WORK TO DO →
Show all lines from the data that include the word "diagonal".

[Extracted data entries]
▬▬▬

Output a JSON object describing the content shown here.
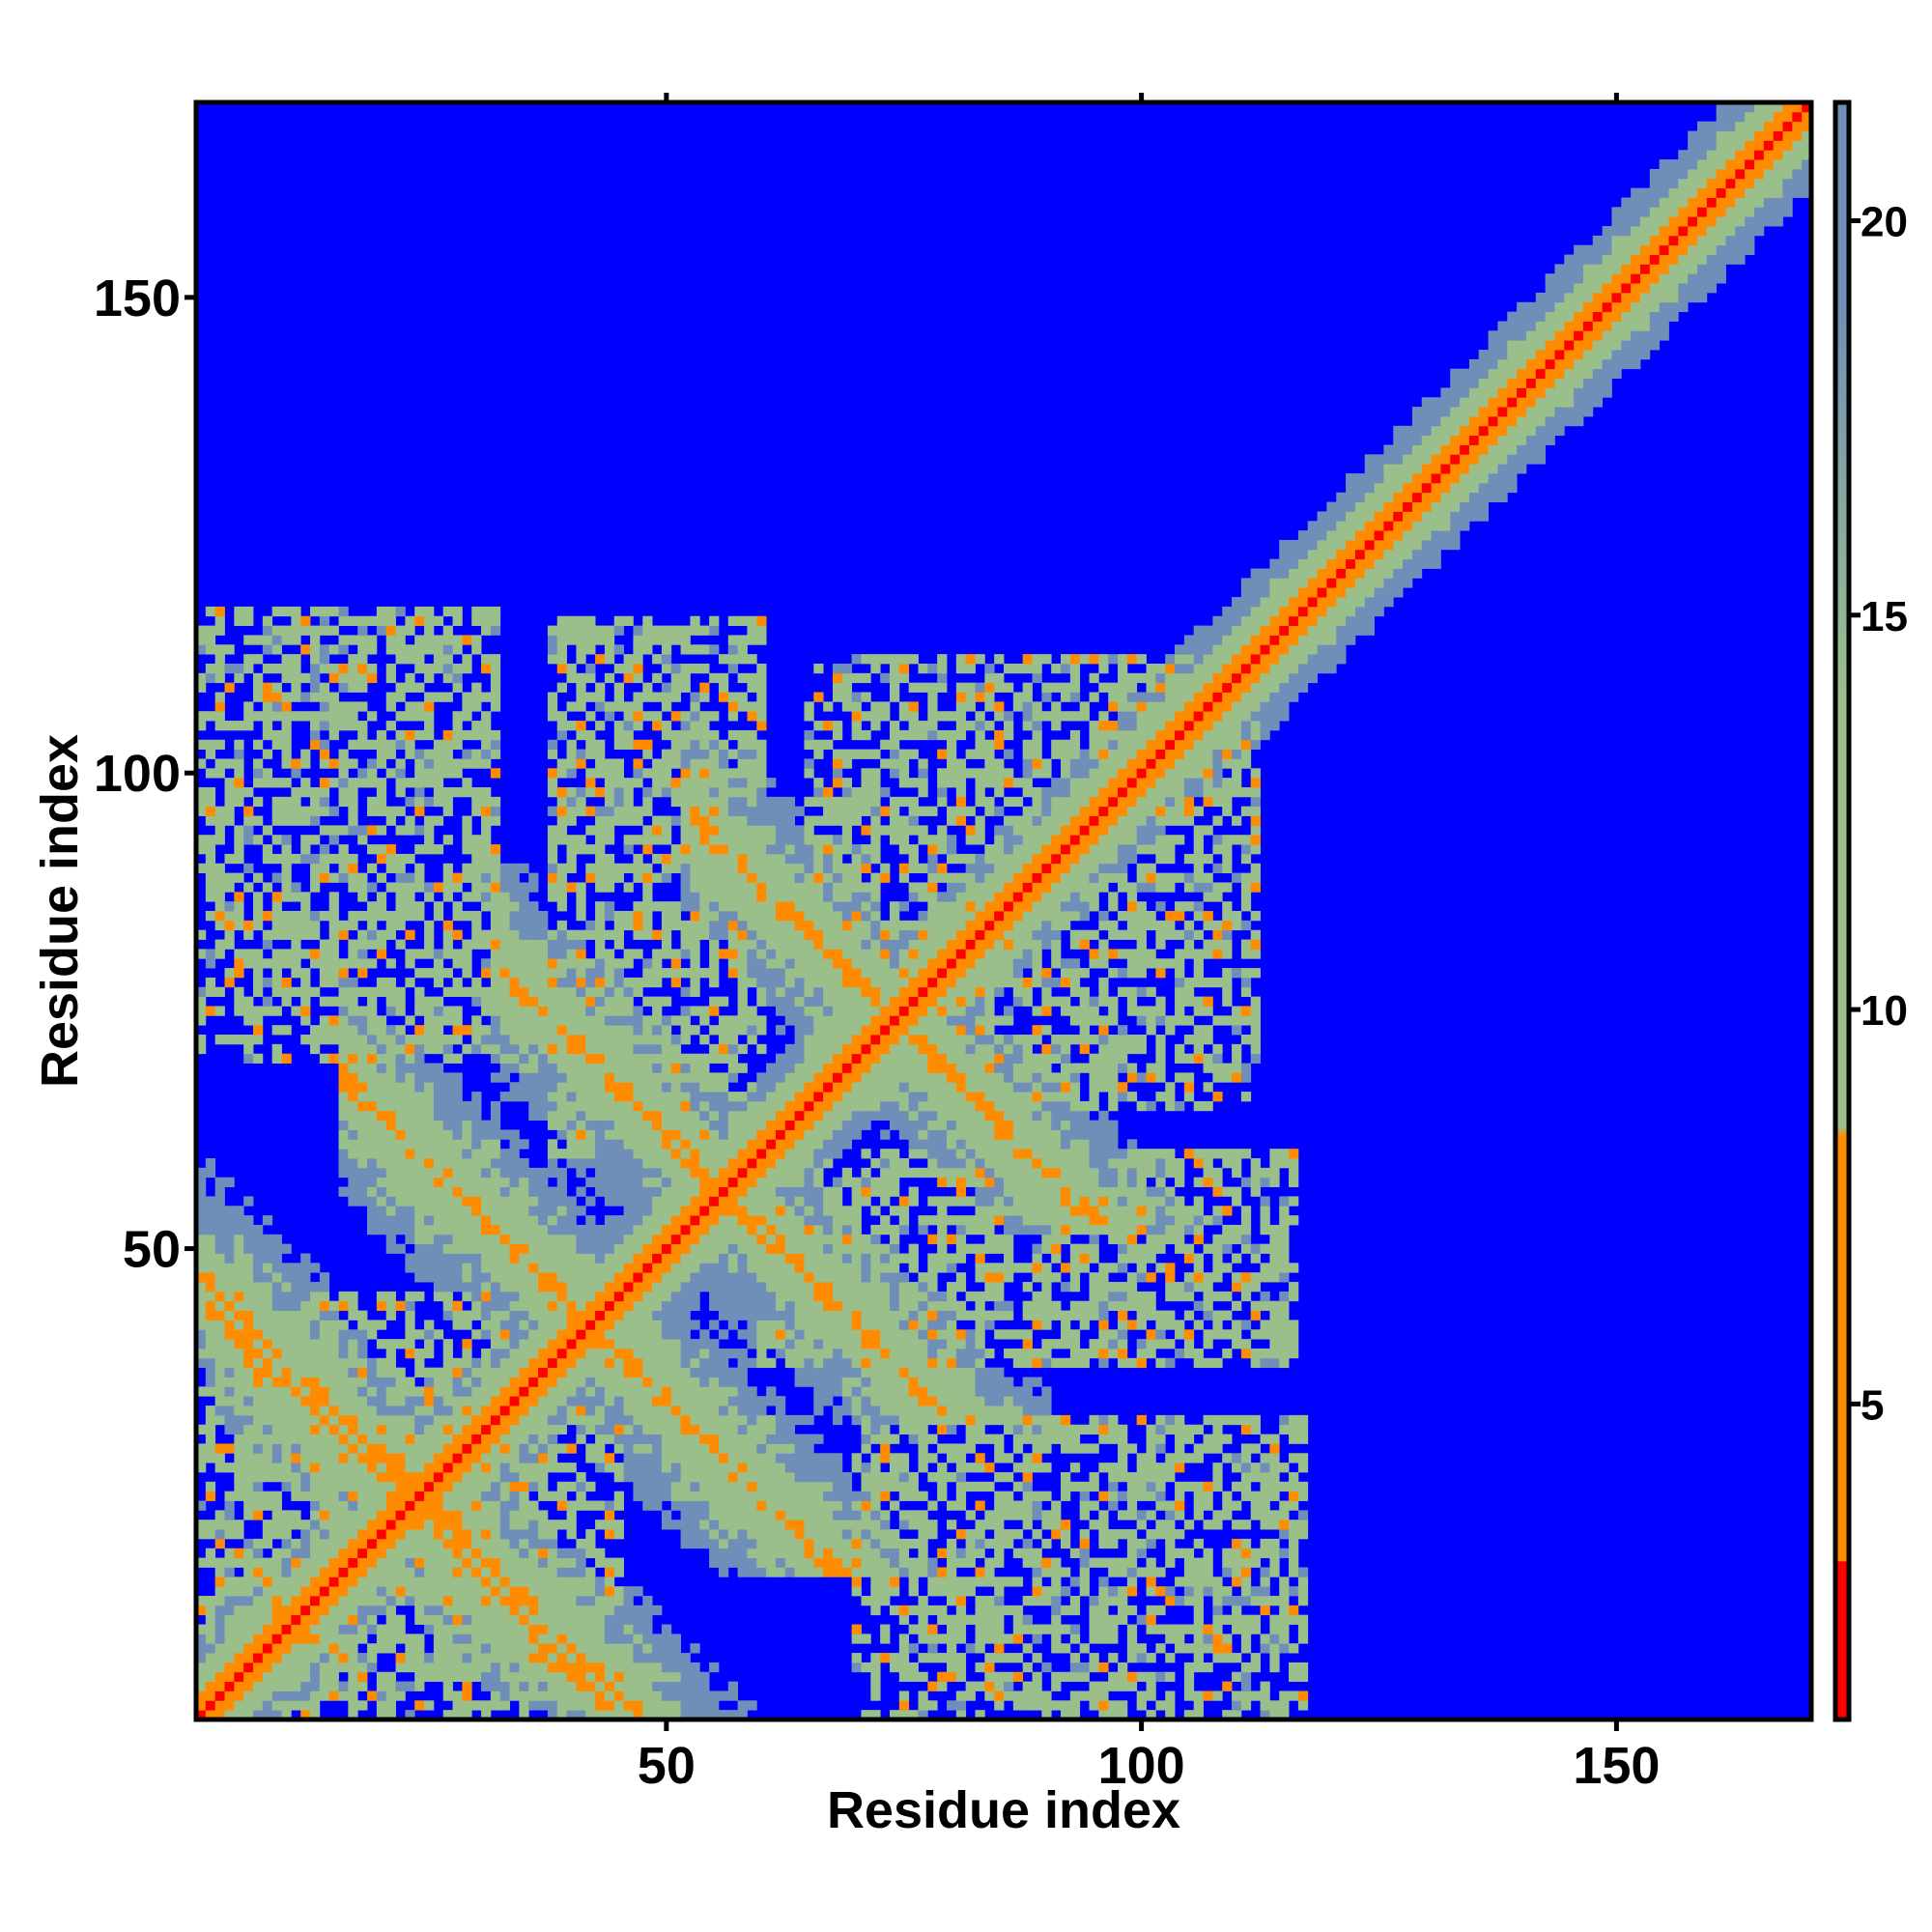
{
  "chart_data": {
    "type": "heatmap",
    "xlabel": "Residue index",
    "ylabel": "Residue index",
    "xlim": [
      1,
      170
    ],
    "ylim": [
      1,
      170
    ],
    "x_ticks": [
      50,
      100,
      150
    ],
    "y_ticks": [
      50,
      100,
      150
    ],
    "colorbar": {
      "range": [
        1,
        21.5
      ],
      "ticks": [
        5,
        10,
        15,
        20
      ],
      "colors": [
        "#ff0000",
        "#ff8c00",
        "#9bbf8a",
        "#6f8fb8",
        "#0000ff"
      ]
    },
    "background_value": 21.5,
    "background_color": "#0000ff",
    "structure": {
      "diagonal": "contact distance rises from ~1 on the main diagonal to ~20 away from it",
      "regions": [
        {
          "x": [
            1,
            45
          ],
          "y": [
            1,
            45
          ],
          "pattern": "cross-strand contacts near diagonal"
        },
        {
          "x": [
            1,
            32
          ],
          "y": [
            70,
            115
          ],
          "pattern": "patchy contact clusters"
        },
        {
          "x": [
            38,
            60
          ],
          "y": [
            60,
            113
          ],
          "pattern": "antiparallel contact stripe"
        },
        {
          "x": [
            65,
            112
          ],
          "y": [
            66,
            108
          ],
          "pattern": "X-shaped contact cluster"
        },
        {
          "x": [
            72,
            116
          ],
          "y": [
            38,
            60
          ],
          "pattern": "patchy contact cluster"
        },
        {
          "x": [
            70,
            117
          ],
          "y": [
            1,
            32
          ],
          "pattern": "patchy contact cluster"
        },
        {
          "x": [
            88,
            170
          ],
          "y": [
            88,
            170
          ],
          "pattern": "broad band along diagonal"
        }
      ]
    }
  }
}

▬▬▬

RESULT →
      "diagonal": "contact distance rises from ~1 on the main diagonal to ~20 away from it",
          "pattern": "cross-strand contacts near diagonal"
          "pattern": "broad band along diagonal"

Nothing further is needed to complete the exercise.